Stored items:
◆ ◆ ◆ ◆ ◆ ◆ ◆

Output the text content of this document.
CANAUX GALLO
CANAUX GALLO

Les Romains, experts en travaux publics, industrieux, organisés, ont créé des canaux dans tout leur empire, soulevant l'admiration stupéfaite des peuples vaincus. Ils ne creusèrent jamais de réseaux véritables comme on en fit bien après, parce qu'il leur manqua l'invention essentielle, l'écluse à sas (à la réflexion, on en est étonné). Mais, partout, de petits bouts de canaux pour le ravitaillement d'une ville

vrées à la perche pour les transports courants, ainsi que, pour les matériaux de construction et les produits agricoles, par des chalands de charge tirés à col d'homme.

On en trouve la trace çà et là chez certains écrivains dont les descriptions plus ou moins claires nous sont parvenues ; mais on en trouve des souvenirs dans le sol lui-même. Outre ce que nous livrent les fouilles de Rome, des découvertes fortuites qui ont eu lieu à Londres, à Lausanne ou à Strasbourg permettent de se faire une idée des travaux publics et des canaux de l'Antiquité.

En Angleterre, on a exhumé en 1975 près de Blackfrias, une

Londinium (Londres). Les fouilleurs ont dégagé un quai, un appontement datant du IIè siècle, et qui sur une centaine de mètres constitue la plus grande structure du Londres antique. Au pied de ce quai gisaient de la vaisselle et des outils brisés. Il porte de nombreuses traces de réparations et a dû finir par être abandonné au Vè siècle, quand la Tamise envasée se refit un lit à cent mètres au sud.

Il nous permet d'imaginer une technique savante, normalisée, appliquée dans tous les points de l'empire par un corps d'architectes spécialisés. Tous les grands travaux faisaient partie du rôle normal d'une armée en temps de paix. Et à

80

◆ ◆ ◆ ◆ ◆ ◆ ◆

Written problem »
Give the complete listing a second time, exactly as it reads.

Finished task »
Output the text content of this document.
CANAUX GALLO
CANAUX GALLO

Les Romains, experts en travaux publics, industrieux, organisés, ont créé des canaux dans tout leur empire, soulevant l'admiration stupéfaite des peuples vaincus. Ils ne creusèrent jamais de réseaux véritables comme on en fit bien après, parce qu'il leur manqua l'invention essentielle, l'écluse à sas (à la réflexion, on en est étonné). Mais, partout, de petits bouts de canaux pour le ravitaillement d'une ville

vrées à la perche pour les transports courants, ainsi que, pour les matériaux de construction et les produits agricoles, par des chalands de charge tirés à col d'homme.

On en trouve la trace çà et là chez certains écrivains dont les descriptions plus ou moins claires nous sont parvenues ; mais on en trouve des souvenirs dans le sol lui-même. Outre ce que nous livrent les fouilles de Rome, des découvertes fortuites qui ont eu lieu à Londres, à Lausanne ou à Strasbourg permettent de se faire une idée des travaux publics et des canaux de l'Antiquité.

En Angleterre, on a exhumé en 1975 près de Blackfrias, une

Londinium (Londres). Les fouilleurs ont dégagé un quai, un appontement datant du IIè siècle, et qui sur une centaine de mètres constitue la plus grande structure du Londres antique. Au pied de ce quai gisaient de la vaisselle et des outils brisés. Il porte de nombreuses traces de réparations et a dû finir par être abandonné au Vè siècle, quand la Tamise envasée se refit un lit à cent mètres au sud.

Il nous permet d'imaginer une technique savante, normalisée, appliquée dans tous les points de l'empire par un corps d'architectes spécialisés. Tous les grands travaux faisaient partie du rôle normal d'une armée en temps de paix. Et à

80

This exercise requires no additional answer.